--- Data listing ---
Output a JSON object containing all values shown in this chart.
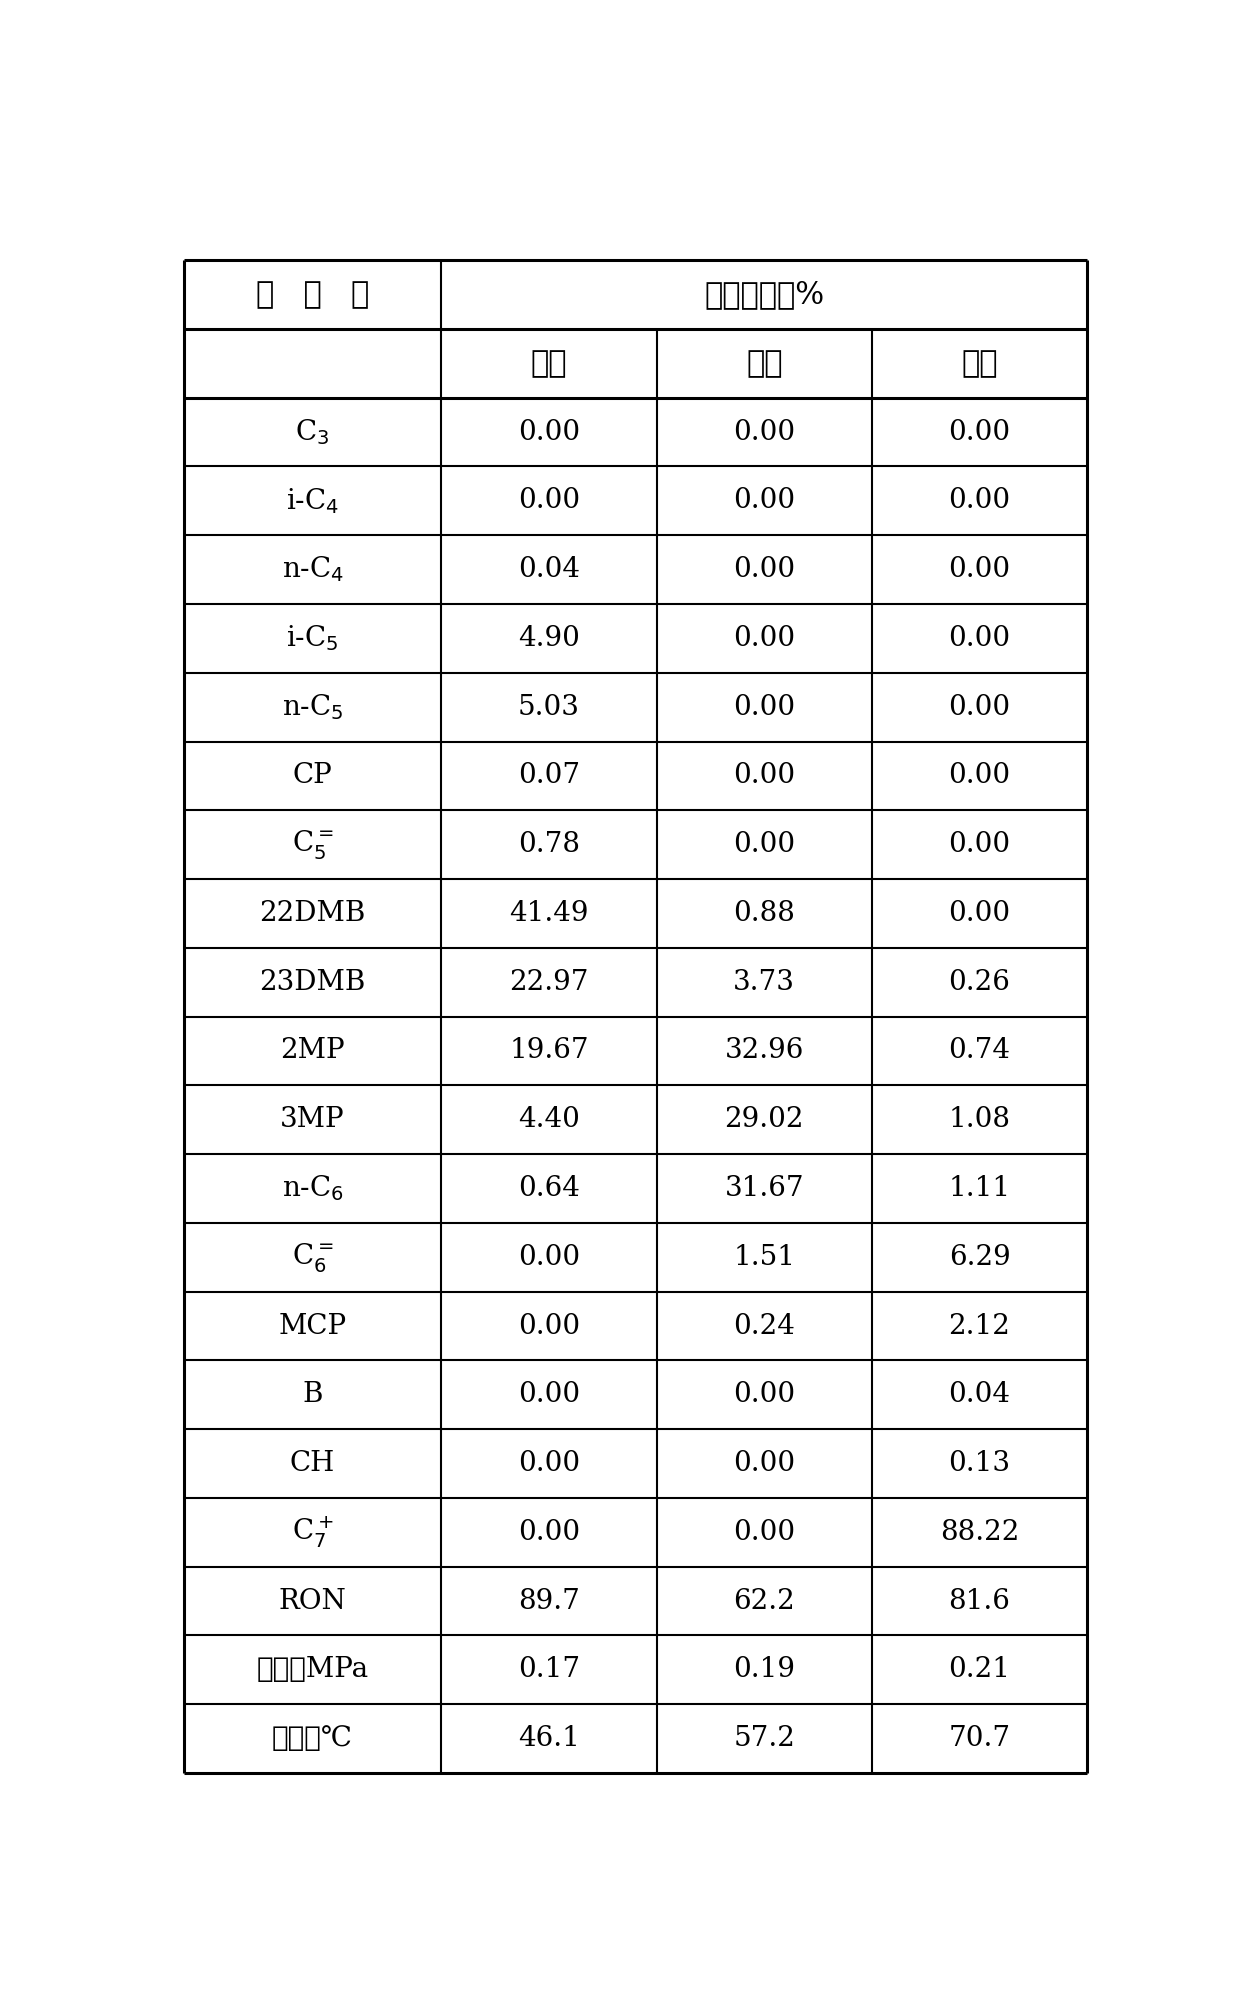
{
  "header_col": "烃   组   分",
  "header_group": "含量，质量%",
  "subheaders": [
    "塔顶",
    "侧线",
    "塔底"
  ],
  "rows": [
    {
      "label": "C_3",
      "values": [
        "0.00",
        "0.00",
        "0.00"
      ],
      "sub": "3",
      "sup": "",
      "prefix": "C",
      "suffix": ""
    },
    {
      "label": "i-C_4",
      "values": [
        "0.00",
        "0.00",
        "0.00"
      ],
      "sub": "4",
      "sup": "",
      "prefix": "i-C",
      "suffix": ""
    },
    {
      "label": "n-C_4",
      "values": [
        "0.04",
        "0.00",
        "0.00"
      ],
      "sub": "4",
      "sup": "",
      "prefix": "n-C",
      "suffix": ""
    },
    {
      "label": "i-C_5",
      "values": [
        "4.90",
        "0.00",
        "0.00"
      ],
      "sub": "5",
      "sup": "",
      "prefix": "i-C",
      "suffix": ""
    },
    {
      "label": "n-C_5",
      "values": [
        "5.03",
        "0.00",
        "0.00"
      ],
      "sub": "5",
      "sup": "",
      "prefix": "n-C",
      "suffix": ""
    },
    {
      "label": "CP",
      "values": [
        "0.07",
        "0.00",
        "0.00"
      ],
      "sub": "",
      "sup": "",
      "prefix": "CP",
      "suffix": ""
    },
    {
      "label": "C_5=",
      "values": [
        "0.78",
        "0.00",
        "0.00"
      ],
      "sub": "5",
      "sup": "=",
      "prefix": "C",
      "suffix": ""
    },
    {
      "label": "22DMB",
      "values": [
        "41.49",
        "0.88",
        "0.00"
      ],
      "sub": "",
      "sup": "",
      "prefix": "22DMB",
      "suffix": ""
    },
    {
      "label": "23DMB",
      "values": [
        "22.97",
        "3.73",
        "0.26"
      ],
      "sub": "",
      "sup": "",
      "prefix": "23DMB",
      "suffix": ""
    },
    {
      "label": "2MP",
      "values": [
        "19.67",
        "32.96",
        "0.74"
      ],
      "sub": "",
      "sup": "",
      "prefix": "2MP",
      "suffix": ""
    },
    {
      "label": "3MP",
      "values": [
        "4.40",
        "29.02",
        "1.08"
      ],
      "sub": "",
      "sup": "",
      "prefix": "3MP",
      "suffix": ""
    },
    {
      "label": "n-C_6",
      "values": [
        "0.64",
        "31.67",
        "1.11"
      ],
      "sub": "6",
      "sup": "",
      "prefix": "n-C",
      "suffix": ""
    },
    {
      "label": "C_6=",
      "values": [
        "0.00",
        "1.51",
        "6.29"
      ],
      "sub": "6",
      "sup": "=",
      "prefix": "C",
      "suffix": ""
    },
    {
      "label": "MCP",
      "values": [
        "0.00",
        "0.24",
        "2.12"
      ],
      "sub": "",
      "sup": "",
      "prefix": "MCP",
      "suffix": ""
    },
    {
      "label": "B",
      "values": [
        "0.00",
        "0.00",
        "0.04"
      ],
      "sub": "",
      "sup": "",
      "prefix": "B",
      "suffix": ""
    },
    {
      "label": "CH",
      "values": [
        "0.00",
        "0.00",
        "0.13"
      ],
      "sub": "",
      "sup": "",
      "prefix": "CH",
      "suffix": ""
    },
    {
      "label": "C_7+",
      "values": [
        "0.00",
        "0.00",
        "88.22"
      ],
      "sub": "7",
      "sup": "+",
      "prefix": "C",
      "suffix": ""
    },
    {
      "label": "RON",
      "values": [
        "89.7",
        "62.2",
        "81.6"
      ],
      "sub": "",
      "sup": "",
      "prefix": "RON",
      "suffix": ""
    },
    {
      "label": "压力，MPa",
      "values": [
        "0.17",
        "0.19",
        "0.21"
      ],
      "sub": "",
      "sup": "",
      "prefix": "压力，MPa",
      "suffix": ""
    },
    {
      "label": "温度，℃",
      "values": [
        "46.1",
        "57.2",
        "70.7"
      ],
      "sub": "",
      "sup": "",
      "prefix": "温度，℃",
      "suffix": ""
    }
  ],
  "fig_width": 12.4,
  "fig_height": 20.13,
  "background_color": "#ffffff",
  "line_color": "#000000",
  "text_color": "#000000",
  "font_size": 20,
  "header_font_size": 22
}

---

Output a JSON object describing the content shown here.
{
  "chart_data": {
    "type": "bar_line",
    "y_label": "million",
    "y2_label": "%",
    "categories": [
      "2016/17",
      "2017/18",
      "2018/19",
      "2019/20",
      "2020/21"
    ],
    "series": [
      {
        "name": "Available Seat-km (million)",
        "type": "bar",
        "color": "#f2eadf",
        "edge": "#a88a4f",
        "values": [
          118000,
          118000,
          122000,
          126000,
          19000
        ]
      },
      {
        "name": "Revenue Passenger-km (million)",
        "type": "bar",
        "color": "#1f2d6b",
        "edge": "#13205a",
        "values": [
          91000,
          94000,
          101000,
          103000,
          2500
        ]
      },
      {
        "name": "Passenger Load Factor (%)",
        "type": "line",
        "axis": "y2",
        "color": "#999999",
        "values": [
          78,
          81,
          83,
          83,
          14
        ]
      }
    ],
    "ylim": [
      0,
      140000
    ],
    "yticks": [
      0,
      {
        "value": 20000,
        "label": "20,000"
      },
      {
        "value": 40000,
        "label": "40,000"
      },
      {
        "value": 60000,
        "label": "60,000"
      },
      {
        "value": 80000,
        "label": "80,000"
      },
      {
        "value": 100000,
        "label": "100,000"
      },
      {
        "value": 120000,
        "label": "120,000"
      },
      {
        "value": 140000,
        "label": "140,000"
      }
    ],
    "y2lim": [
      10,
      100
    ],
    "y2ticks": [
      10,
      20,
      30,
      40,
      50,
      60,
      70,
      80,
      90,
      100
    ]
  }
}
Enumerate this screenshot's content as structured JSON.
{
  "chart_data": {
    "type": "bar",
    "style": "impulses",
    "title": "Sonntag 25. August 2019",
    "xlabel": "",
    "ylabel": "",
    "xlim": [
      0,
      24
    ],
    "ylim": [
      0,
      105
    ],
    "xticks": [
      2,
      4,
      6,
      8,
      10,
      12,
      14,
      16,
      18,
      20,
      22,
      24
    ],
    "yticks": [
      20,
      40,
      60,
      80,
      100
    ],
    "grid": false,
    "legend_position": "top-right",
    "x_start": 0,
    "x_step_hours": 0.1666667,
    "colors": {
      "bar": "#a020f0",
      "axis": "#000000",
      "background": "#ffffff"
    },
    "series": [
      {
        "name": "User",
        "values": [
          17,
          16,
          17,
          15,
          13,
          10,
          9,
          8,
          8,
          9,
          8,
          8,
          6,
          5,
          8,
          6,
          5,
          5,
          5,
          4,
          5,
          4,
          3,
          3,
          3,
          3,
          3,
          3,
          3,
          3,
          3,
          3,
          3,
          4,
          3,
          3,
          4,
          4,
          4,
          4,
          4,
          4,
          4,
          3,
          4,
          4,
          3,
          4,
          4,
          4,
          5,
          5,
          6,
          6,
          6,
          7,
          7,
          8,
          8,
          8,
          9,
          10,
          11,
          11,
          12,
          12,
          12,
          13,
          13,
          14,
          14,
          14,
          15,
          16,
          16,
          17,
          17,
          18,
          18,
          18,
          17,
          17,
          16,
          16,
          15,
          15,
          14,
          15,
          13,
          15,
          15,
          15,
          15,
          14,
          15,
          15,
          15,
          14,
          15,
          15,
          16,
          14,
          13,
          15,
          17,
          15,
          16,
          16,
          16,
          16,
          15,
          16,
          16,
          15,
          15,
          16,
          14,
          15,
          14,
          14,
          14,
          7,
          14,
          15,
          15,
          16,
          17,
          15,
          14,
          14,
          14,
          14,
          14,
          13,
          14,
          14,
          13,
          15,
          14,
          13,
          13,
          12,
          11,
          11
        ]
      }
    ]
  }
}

--- What you have to do ---
Provide the count, and nothing else, of lines in the data above where the word "content" occurs.

--- Task response ---
2